##### SUPPLIED RECORDS
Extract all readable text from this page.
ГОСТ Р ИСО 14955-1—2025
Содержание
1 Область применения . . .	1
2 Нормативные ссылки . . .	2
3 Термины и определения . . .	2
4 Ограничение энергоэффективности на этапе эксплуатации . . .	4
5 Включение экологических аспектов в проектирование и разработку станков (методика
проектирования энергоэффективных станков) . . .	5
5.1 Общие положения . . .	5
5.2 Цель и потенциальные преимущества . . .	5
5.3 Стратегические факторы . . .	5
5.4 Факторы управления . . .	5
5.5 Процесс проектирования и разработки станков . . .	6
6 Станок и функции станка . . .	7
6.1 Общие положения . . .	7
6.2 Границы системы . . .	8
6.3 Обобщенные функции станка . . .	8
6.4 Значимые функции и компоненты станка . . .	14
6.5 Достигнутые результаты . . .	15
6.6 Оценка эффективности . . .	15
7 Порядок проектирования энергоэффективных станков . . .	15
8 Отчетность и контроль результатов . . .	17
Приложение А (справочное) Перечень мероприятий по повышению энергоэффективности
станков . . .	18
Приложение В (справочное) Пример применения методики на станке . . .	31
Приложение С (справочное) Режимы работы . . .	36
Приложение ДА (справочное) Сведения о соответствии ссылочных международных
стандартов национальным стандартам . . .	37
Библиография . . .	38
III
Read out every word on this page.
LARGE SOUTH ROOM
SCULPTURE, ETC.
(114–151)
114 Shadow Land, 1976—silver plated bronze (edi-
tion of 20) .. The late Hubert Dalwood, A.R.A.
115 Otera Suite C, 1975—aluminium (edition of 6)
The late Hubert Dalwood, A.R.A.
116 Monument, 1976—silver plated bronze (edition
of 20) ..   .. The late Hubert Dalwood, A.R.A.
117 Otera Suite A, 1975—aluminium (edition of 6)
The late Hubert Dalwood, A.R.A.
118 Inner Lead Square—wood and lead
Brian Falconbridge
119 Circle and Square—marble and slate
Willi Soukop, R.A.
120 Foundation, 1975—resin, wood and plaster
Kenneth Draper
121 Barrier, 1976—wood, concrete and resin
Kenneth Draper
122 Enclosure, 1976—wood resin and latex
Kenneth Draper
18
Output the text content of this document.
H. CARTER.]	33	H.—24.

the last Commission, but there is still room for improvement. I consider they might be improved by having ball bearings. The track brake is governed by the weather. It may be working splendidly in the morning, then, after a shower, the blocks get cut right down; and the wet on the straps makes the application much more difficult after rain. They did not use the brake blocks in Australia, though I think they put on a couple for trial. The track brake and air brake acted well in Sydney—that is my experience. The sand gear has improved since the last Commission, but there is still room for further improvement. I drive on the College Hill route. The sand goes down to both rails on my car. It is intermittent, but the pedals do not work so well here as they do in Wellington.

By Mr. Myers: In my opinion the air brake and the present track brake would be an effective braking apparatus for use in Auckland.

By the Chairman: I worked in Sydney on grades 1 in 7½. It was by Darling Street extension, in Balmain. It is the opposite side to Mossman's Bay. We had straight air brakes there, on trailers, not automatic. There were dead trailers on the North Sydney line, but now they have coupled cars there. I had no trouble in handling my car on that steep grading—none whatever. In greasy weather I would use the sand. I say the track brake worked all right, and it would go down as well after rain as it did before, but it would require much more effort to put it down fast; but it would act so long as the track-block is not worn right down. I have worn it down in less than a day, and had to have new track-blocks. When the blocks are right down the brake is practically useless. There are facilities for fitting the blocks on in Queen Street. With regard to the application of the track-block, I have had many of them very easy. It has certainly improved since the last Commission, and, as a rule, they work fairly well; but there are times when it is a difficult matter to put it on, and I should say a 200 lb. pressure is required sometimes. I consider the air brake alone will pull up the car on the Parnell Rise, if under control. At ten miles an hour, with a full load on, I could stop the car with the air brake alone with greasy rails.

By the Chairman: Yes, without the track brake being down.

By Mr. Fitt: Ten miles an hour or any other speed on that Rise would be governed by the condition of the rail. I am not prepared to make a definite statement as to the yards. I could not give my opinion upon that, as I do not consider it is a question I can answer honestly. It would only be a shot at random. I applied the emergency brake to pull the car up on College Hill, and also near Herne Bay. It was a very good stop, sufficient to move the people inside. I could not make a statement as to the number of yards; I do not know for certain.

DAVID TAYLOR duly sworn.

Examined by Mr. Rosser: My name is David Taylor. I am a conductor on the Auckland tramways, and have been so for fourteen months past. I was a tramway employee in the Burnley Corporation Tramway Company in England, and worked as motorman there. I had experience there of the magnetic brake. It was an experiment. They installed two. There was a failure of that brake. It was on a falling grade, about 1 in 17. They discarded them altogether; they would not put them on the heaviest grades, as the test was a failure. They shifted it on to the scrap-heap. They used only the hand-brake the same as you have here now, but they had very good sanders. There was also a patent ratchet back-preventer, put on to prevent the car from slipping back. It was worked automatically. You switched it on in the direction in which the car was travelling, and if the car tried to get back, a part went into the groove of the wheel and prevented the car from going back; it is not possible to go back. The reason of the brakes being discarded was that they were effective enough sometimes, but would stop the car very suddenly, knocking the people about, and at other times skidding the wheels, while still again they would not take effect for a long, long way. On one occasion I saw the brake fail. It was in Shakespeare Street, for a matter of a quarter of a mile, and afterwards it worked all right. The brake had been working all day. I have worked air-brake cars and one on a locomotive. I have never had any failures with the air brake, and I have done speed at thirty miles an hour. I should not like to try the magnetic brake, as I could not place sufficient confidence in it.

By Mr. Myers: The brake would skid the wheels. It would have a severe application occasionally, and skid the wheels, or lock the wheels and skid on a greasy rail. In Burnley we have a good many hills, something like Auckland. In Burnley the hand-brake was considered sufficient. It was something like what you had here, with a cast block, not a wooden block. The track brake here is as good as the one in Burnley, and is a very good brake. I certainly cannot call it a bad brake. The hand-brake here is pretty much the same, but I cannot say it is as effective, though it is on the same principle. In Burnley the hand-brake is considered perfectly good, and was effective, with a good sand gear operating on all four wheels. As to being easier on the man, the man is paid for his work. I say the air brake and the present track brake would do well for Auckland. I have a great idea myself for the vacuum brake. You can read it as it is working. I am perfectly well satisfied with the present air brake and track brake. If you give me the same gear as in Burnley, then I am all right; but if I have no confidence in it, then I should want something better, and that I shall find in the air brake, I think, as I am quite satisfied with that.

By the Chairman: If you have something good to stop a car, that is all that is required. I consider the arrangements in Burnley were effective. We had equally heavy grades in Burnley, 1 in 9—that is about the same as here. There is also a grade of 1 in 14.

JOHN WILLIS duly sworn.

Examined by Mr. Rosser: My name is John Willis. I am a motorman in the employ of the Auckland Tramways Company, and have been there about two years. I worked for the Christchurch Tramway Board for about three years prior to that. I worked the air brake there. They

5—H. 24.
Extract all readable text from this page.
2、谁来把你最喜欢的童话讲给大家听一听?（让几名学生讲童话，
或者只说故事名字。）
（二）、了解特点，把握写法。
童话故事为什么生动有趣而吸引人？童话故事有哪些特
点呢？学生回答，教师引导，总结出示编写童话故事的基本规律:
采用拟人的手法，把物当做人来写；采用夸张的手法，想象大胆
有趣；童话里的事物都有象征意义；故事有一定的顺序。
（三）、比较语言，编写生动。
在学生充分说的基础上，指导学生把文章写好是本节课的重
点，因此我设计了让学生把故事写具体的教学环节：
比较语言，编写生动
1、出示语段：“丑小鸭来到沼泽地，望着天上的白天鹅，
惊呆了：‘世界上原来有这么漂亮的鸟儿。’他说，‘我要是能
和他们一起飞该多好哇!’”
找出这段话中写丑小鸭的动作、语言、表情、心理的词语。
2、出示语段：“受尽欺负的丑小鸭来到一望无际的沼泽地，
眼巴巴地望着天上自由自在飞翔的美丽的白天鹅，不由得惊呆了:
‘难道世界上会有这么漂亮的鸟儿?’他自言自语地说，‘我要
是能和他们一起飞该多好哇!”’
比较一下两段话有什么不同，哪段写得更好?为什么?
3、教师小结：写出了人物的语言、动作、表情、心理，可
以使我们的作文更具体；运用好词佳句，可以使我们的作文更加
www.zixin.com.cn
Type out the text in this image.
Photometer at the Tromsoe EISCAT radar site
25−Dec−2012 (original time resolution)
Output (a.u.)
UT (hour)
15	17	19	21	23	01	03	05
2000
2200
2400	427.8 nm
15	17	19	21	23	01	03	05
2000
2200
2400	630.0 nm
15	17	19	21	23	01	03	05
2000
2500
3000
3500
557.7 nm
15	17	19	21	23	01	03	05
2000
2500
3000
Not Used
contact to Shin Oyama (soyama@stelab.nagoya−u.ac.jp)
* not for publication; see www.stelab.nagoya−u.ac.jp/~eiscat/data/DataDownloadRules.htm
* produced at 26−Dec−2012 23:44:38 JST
##########
WHAT IS ASKED:
Among the entries, how many lines include the word "this"? Answer with a single number and nothing further.

FULL RESPONSE:
5